WHAT TO WORK ON
Verbatim output of all the material below is required.

Dataset entries

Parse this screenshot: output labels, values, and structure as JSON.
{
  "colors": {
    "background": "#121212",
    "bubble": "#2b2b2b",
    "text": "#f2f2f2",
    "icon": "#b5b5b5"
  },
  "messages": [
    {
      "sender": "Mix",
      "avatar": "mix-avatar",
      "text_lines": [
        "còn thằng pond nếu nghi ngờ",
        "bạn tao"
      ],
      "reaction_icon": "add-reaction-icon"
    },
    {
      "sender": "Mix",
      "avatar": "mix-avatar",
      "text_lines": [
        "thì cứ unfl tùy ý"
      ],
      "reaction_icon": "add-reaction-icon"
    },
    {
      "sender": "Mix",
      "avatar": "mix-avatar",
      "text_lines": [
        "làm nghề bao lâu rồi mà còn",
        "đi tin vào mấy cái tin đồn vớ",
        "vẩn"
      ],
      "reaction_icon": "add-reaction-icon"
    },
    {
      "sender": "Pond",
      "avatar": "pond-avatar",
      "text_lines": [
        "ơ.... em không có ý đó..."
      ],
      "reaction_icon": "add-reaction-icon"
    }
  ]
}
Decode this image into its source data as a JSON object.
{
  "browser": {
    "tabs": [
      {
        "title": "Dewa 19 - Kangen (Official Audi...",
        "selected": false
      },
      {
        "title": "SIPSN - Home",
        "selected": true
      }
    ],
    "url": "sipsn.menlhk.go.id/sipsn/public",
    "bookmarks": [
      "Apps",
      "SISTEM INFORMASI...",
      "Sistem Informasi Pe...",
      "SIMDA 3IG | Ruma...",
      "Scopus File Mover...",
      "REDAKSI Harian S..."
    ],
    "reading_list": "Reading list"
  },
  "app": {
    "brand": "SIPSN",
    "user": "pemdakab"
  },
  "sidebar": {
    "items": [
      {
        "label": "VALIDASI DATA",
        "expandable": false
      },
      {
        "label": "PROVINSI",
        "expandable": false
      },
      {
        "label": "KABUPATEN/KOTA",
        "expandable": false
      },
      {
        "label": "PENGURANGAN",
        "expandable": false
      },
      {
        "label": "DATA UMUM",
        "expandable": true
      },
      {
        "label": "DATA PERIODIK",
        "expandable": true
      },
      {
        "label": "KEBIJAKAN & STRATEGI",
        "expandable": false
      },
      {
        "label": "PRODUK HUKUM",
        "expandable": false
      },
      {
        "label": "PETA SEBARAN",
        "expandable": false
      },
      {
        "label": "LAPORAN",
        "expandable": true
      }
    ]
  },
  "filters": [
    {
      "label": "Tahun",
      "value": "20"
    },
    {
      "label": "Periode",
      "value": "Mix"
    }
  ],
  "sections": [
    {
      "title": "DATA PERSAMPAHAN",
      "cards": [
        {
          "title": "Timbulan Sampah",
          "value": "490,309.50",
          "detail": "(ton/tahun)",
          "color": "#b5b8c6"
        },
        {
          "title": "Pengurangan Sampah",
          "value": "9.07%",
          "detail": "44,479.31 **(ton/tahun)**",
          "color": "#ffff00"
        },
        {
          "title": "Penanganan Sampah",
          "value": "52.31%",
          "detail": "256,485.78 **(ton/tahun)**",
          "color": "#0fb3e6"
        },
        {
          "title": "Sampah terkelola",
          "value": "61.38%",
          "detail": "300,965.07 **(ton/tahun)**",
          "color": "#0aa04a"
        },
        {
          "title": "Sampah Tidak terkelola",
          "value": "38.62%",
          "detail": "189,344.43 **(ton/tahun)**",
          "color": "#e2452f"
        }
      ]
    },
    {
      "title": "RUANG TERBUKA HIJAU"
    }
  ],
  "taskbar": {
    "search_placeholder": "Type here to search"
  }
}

EXERCISE OUTPUT
Parse this screenshot: output labels, values, and structure as JSON.
{
  "colors": {
    "background": "#121212",
    "bubble": "#2b2b2b",
    "text": "#f2f2f2",
    "icon": "#b5b5b5"
  },
  "messages": [
    {
      "sender": "Mix",
      "avatar": "mix-avatar",
      "text_lines": [
        "còn thằng pond nếu nghi ngờ",
        "bạn tao"
      ],
      "reaction_icon": "add-reaction-icon"
    },
    {
      "sender": "Mix",
      "avatar": "mix-avatar",
      "text_lines": [
        "thì cứ unfl tùy ý"
      ],
      "reaction_icon": "add-reaction-icon"
    },
    {
      "sender": "Mix",
      "avatar": "mix-avatar",
      "text_lines": [
        "làm nghề bao lâu rồi mà còn",
        "đi tin vào mấy cái tin đồn vớ",
        "vẩn"
      ],
      "reaction_icon": "add-reaction-icon"
    },
    {
      "sender": "Pond",
      "avatar": "pond-avatar",
      "text_lines": [
        "ơ.... em không có ý đó..."
      ],
      "reaction_icon": "add-reaction-icon"
    }
  ]
}
Decode this image into its source data as a JSON object.
{
  "browser": {
    "tabs": [
      {
        "title": "Dewa 19 - Kangen (Official Audi...",
        "selected": false
      },
      {
        "title": "SIPSN - Home",
        "selected": true
      }
    ],
    "url": "sipsn.menlhk.go.id/sipsn/public",
    "bookmarks": [
      "Apps",
      "SISTEM INFORMASI...",
      "Sistem Informasi Pe...",
      "SIMDA 3IG | Ruma...",
      "Scopus File Mover...",
      "REDAKSI Harian S..."
    ],
    "reading_list": "Reading list"
  },
  "app": {
    "brand": "SIPSN",
    "user": "pemdakab"
  },
  "sidebar": {
    "items": [
      {
        "label": "VALIDASI DATA",
        "expandable": false
      },
      {
        "label": "PROVINSI",
        "expandable": false
      },
      {
        "label": "KABUPATEN/KOTA",
        "expandable": false
      },
      {
        "label": "PENGURANGAN",
        "expandable": false
      },
      {
        "label": "DATA UMUM",
        "expandable": true
      },
      {
        "label": "DATA PERIODIK",
        "expandable": true
      },
      {
        "label": "KEBIJAKAN & STRATEGI",
        "expandable": false
      },
      {
        "label": "PRODUK HUKUM",
        "expandable": false
      },
      {
        "label": "PETA SEBARAN",
        "expandable": false
      },
      {
        "label": "LAPORAN",
        "expandable": true
      }
    ]
  },
  "filters": [
    {
      "label": "Tahun",
      "value": "20"
    },
    {
      "label": "Periode",
      "value": "Mix"
    }
  ],
  "sections": [
    {
      "title": "DATA PERSAMPAHAN",
      "cards": [
        {
          "title": "Timbulan Sampah",
          "value": "490,309.50",
          "detail": "(ton/tahun)",
          "color": "#b5b8c6"
        },
        {
          "title": "Pengurangan Sampah",
          "value": "9.07%",
          "detail": "44,479.31 **(ton/tahun)**",
          "color": "#ffff00"
        },
        {
          "title": "Penanganan Sampah",
          "value": "52.31%",
          "detail": "256,485.78 **(ton/tahun)**",
          "color": "#0fb3e6"
        },
        {
          "title": "Sampah terkelola",
          "value": "61.38%",
          "detail": "300,965.07 **(ton/tahun)**",
          "color": "#0aa04a"
        },
        {
          "title": "Sampah Tidak terkelola",
          "value": "38.62%",
          "detail": "189,344.43 **(ton/tahun)**",
          "color": "#e2452f"
        }
      ]
    },
    {
      "title": "RUANG TERBUKA HIJAU"
    }
  ],
  "taskbar": {
    "search_placeholder": "Type here to search"
  }
}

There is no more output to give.